Work to complete: Find the lines with the string "развитию" and return them.

Record set:

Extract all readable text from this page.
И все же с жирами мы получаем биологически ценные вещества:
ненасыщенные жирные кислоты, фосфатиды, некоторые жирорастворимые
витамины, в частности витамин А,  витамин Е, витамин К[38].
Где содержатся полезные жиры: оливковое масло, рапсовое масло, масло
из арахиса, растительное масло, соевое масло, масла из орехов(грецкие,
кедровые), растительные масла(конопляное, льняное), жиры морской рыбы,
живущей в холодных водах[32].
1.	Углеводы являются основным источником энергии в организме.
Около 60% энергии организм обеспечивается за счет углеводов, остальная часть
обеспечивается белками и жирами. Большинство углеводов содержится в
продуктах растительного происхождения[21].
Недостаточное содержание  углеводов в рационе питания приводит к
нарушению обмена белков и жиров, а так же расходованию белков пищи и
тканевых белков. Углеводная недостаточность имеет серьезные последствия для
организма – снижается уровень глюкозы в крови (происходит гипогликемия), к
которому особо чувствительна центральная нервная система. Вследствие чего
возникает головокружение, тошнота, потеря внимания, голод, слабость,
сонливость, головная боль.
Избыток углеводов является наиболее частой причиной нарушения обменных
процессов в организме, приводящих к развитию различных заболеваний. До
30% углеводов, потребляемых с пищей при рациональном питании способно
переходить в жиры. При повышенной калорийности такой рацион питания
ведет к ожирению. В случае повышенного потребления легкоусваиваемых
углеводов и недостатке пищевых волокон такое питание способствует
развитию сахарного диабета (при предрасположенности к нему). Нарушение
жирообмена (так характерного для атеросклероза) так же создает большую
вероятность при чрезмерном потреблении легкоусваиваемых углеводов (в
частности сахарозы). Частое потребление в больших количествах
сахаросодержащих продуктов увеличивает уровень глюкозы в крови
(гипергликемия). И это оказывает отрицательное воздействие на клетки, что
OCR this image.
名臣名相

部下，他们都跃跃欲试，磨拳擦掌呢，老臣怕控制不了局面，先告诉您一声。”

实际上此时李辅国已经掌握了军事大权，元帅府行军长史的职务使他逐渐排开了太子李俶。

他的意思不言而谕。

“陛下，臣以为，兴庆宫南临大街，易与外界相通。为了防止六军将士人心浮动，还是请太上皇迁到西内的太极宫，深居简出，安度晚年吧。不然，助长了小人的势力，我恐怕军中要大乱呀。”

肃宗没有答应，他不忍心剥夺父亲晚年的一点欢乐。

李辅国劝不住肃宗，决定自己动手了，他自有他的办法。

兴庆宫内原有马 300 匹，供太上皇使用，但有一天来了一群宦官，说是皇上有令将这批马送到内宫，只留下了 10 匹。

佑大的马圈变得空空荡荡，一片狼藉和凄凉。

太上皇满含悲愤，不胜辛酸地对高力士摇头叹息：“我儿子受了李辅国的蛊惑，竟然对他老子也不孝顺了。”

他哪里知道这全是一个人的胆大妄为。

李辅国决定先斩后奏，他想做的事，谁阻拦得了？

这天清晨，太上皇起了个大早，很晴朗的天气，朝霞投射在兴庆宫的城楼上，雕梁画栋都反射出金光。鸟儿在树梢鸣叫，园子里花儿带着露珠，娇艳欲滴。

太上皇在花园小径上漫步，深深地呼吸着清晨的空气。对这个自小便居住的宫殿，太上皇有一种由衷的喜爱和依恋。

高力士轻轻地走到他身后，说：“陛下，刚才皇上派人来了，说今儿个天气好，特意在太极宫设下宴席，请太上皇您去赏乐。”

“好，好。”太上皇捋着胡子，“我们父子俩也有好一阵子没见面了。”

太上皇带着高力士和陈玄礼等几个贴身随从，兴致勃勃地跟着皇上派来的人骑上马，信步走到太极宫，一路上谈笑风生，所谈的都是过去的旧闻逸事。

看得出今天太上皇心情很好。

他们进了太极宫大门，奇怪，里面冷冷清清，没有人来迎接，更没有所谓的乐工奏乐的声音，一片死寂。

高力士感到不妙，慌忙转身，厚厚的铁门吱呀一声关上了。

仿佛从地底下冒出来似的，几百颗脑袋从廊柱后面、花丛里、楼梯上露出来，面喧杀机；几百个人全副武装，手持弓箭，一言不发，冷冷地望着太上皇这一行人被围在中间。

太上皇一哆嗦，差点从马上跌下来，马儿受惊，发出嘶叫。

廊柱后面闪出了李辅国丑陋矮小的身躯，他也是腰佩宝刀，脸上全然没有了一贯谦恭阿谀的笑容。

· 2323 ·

The reply:
процессов в организме, приводящих к развитию различных заболеваний. До
развитию сахарного диабета (при предрасположенности к нему). Нарушение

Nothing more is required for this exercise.